**EXERCISE:** Each line below must be set down exactly; omit any image you find.

Collected data:
** begin **
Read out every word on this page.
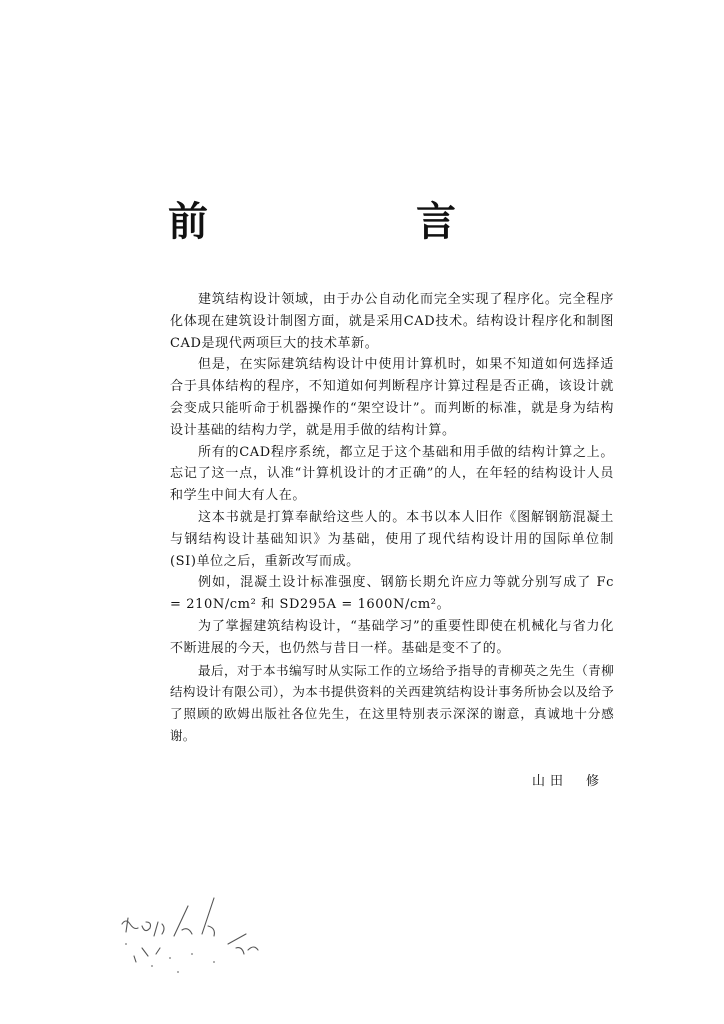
前　言

建筑结构设计领域，由于办公自动化而完全实现了程序化。完全程序化体现在建筑设计制图方面，就是采用CAD技术。结构设计程序化和制图CAD是现代两项巨大的技术革新。

但是，在实际建筑结构设计中使用计算机时，如果不知道如何选择适合于具体结构的程序，不知道如何判断程序计算过程是否正确，该设计就会变成只能听命于机器操作的“架空设计”。而判断的标准，就是身为结构设计基础的结构力学，就是用手做的结构计算。

所有的CAD程序系统，都立足于这个基础和用手做的结构计算之上。忘记了这一点，认准“计算机设计的才正确”的人，在年轻的结构设计人员和学生中间大有人在。

这本书就是打算奉献给这些人的。本书以本人旧作《图解钢筋混凝土与钢结构设计基础知识》为基础，使用了现代结构设计用的国际单位制(SI)单位之后，重新改写而成。

例如，混凝土设计标准强度、钢筋长期允许应力等就分别写成了 Fc = 210N/cm² 和 SD295A = 1600N/cm²。

为了掌握建筑结构设计，“基础学习”的重要性即使在机械化与省力化不断进展的今天，也仍然与昔日一样。基础是变不了的。

最后，对于本书编写时从实际工作的立场给予指导的青柳英之先生（青柳结构设计有限公司），为本书提供资料的关西建筑结构设计事务所协会以及给予了照顾的欧姆出版社各位先生，在这里特别表示深深的谢意，真诚地十分感谢。

山田　修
** end **
**OUTPUT:**
Read out every word on this page.
前　言

建筑结构设计领域，由于办公自动化而完全实现了程序化。完全程序化体现在建筑设计制图方面，就是采用CAD技术。结构设计程序化和制图CAD是现代两项巨大的技术革新。

但是，在实际建筑结构设计中使用计算机时，如果不知道如何选择适合于具体结构的程序，不知道如何判断程序计算过程是否正确，该设计就会变成只能听命于机器操作的“架空设计”。而判断的标准，就是身为结构设计基础的结构力学，就是用手做的结构计算。

所有的CAD程序系统，都立足于这个基础和用手做的结构计算之上。忘记了这一点，认准“计算机设计的才正确”的人，在年轻的结构设计人员和学生中间大有人在。

这本书就是打算奉献给这些人的。本书以本人旧作《图解钢筋混凝土与钢结构设计基础知识》为基础，使用了现代结构设计用的国际单位制(SI)单位之后，重新改写而成。

例如，混凝土设计标准强度、钢筋长期允许应力等就分别写成了 Fc = 210N/cm² 和 SD295A = 1600N/cm²。

为了掌握建筑结构设计，“基础学习”的重要性即使在机械化与省力化不断进展的今天，也仍然与昔日一样。基础是变不了的。

最后，对于本书编写时从实际工作的立场给予指导的青柳英之先生（青柳结构设计有限公司），为本书提供资料的关西建筑结构设计事务所协会以及给予了照顾的欧姆出版社各位先生，在这里特别表示深深的谢意，真诚地十分感谢。

山田　修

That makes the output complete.